[Saved entries]
◇ ◇ ◇ ◇
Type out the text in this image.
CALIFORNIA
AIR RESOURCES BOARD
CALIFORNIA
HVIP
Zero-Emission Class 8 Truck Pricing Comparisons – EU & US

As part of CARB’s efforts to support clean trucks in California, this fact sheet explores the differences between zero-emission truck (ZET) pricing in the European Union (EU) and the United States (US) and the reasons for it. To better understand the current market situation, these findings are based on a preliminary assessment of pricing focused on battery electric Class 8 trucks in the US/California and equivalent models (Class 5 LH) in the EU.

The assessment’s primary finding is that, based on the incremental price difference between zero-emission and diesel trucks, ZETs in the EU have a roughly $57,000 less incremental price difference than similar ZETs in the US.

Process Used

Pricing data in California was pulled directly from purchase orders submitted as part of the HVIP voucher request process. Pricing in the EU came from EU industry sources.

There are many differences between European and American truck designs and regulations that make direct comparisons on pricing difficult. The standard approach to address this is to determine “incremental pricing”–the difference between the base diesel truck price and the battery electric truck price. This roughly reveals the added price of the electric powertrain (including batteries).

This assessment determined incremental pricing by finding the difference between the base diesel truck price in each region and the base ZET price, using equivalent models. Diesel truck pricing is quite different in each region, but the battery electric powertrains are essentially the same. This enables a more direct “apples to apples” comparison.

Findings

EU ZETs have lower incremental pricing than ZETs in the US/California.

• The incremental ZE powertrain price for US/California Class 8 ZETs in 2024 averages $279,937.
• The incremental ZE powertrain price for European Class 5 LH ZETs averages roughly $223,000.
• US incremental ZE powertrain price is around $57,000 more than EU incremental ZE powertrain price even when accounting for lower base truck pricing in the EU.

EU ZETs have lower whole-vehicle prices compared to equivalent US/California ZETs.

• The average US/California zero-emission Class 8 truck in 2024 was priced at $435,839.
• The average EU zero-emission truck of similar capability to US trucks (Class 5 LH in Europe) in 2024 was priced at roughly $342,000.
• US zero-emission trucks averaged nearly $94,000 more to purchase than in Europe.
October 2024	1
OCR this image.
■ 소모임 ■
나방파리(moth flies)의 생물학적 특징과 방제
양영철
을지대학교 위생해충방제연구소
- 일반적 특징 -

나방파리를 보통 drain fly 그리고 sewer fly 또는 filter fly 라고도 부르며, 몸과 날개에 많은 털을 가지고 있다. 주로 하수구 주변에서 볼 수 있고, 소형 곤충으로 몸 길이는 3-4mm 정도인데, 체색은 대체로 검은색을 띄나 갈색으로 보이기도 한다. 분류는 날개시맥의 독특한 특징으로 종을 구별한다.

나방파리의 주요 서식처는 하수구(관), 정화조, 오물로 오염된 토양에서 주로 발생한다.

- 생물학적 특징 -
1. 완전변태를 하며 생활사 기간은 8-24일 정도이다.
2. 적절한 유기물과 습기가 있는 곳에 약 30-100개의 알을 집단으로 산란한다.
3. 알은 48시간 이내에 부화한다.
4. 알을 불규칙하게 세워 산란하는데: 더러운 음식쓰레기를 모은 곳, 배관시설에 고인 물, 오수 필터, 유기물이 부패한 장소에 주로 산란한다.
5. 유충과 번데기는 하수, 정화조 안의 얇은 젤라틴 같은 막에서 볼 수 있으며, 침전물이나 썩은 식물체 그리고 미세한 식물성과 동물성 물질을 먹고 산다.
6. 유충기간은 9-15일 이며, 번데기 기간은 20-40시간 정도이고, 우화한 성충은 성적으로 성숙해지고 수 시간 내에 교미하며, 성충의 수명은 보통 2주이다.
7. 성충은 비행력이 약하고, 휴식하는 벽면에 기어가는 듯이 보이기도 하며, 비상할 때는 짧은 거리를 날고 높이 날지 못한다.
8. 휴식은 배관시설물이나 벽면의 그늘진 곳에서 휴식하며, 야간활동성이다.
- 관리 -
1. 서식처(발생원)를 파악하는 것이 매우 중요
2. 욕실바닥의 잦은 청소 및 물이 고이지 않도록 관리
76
◇ ◇ ◇ ◇
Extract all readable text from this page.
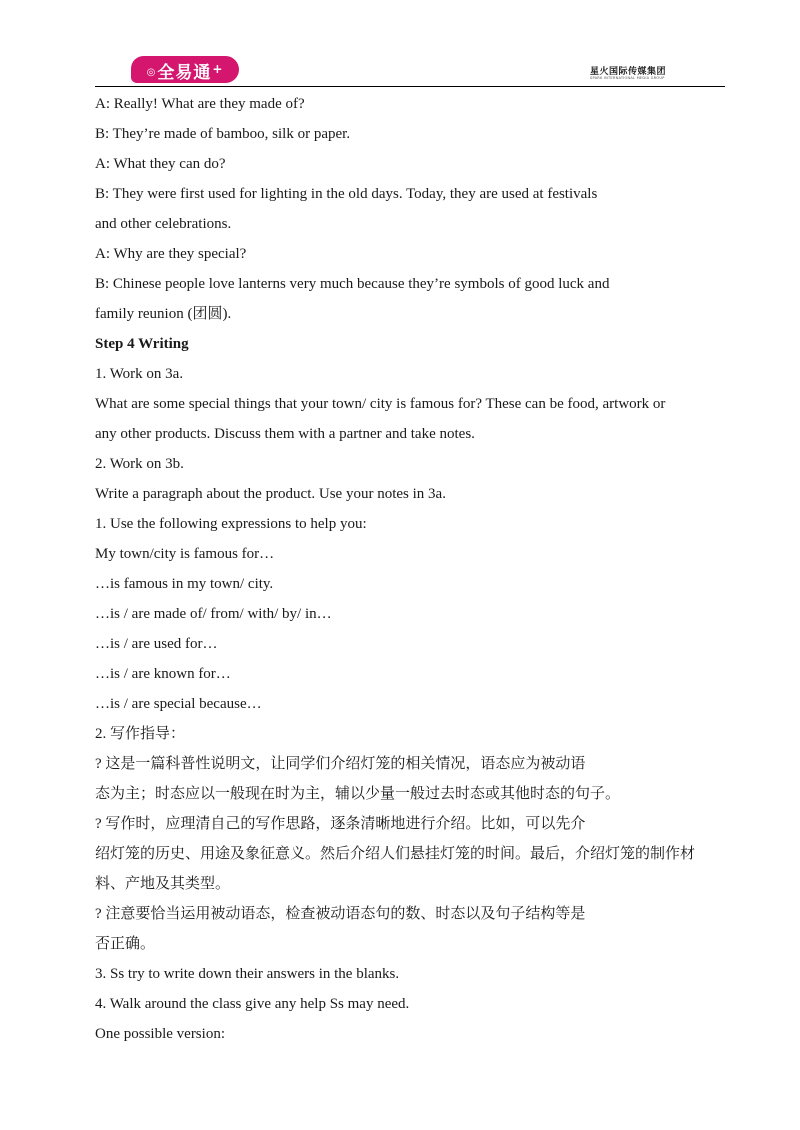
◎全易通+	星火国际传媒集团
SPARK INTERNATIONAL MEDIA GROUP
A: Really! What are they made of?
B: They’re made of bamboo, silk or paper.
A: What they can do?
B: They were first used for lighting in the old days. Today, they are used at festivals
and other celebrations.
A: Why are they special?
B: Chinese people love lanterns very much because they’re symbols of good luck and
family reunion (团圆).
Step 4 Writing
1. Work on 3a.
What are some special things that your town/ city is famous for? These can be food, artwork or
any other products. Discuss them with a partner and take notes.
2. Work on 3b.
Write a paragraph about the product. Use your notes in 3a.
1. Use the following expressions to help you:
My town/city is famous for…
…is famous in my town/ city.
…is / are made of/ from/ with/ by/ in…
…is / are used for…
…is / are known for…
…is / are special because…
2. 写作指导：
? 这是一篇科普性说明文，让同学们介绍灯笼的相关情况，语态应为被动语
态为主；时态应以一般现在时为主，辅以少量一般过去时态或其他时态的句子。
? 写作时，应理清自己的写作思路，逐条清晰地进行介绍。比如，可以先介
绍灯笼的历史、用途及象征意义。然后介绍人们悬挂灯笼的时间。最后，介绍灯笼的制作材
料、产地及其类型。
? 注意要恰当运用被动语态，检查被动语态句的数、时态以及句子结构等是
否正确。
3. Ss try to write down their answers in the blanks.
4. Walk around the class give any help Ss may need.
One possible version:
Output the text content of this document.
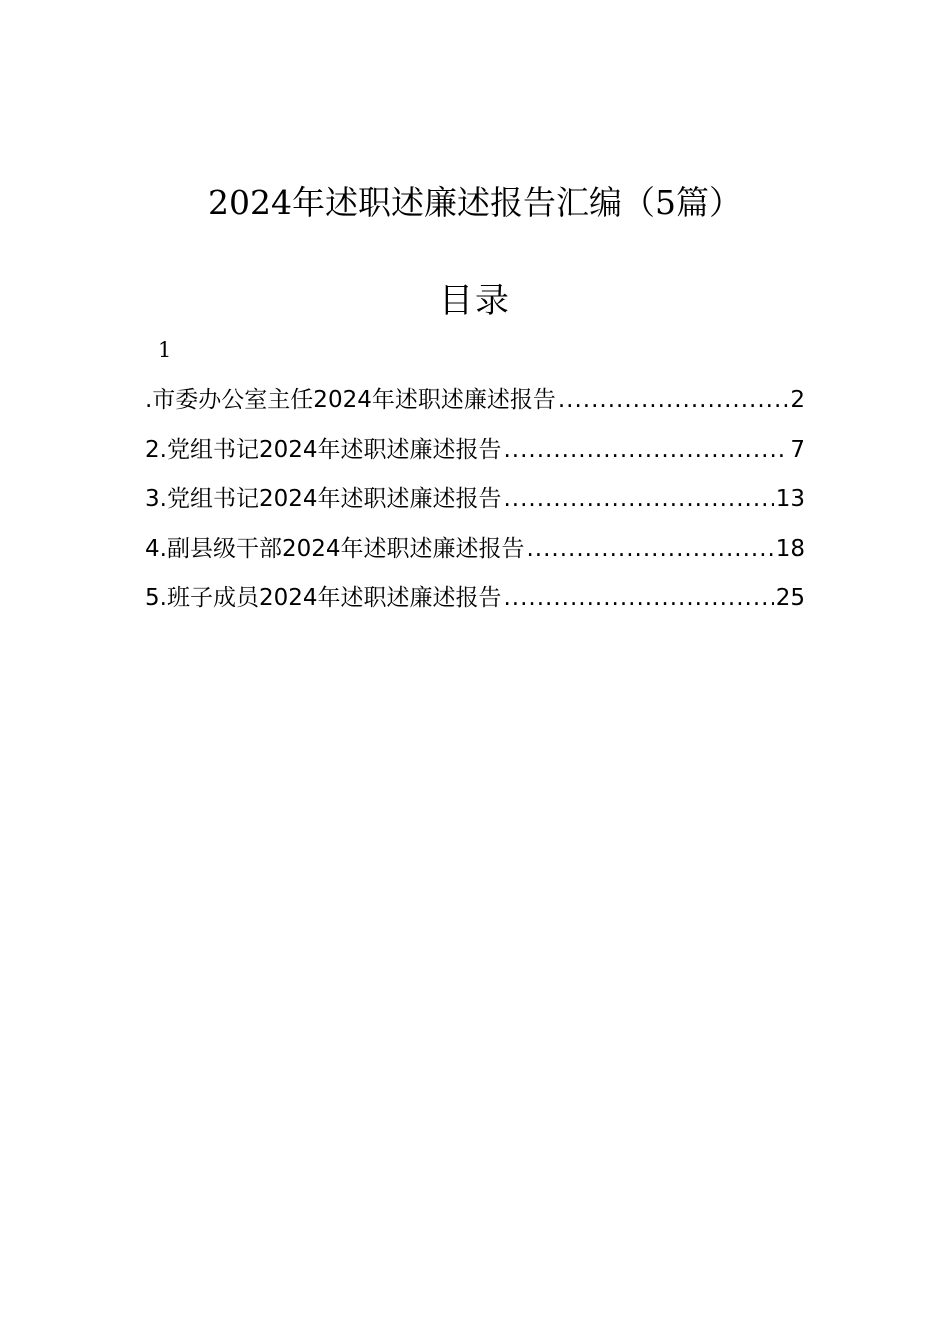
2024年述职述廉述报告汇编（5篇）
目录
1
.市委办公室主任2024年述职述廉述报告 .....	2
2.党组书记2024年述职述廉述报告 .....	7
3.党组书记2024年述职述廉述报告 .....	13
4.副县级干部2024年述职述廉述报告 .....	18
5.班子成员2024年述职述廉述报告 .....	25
◇ ◇ ◇ ◇
EXERCISE INSTRUCTIONS
Extract all lines that hold the word "ZETs".

RIGHT ANSWER
The assessment’s primary finding is that, based on the incremental price difference between zero-emission and diesel trucks, ZETs in the EU have a roughly $57,000 less incremental price difference than similar ZETs in the US.
EU ZETs have lower incremental pricing than ZETs in the US/California.
• The incremental ZE powertrain price for US/California Class 8 ZETs in 2024 averages $279,937.
• The incremental ZE powertrain price for European Class 5 LH ZETs averages roughly $223,000.
EU ZETs have lower whole-vehicle prices compared to equivalent US/California ZETs.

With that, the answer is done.